Your answer should be a single number: the count of lines containing "Central".

---------- Supplied information ----------

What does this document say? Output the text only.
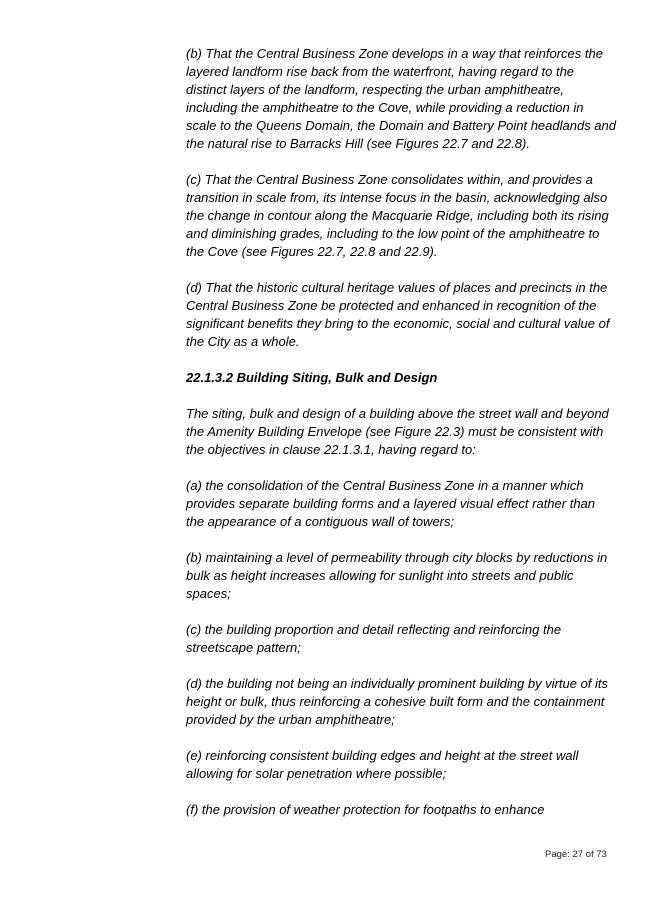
(b) That the Central Business Zone develops in a way that reinforces the layered landform rise back from the waterfront, having regard to the distinct layers of the landform, respecting the urban amphitheatre, including the amphitheatre to the Cove, while providing a reduction in scale to the Queens Domain, the Domain and Battery Point headlands and the natural rise to Barracks Hill (see Figures 22.7 and 22.8).

(c) That the Central Business Zone consolidates within, and provides a transition in scale from, its intense focus in the basin, acknowledging also the change in contour along the Macquarie Ridge, including both its rising and diminishing grades, including to the low point of the amphitheatre to the Cove (see Figures 22.7, 22.8 and 22.9).

(d) That the historic cultural heritage values of places and precincts in the Central Business Zone be protected and enhanced in recognition of the significant benefits they bring to the economic, social and cultural value of the City as a whole.

22.1.3.2 Building Siting, Bulk and Design

The siting, bulk and design of a building above the street wall and beyond the Amenity Building Envelope (see Figure 22.3) must be consistent with the objectives in clause 22.1.3.1, having regard to:

(a) the consolidation of the Central Business Zone in a manner which provides separate building forms and a layered visual effect rather than the appearance of a contiguous wall of towers;

(b) maintaining a level of permeability through city blocks by reductions in bulk as height increases allowing for sunlight into streets and public spaces;

(c) the building proportion and detail reflecting and reinforcing the streetscape pattern;

(d) the building not being an individually prominent building by virtue of its height or bulk, thus reinforcing a cohesive built form and the containment provided by the urban amphitheatre;

(e) reinforcing consistent building edges and height at the street wall allowing for solar penetration where possible;

(f) the provision of weather protection for footpaths to enhance

Page: 27 of 73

----------

Finished answer — 4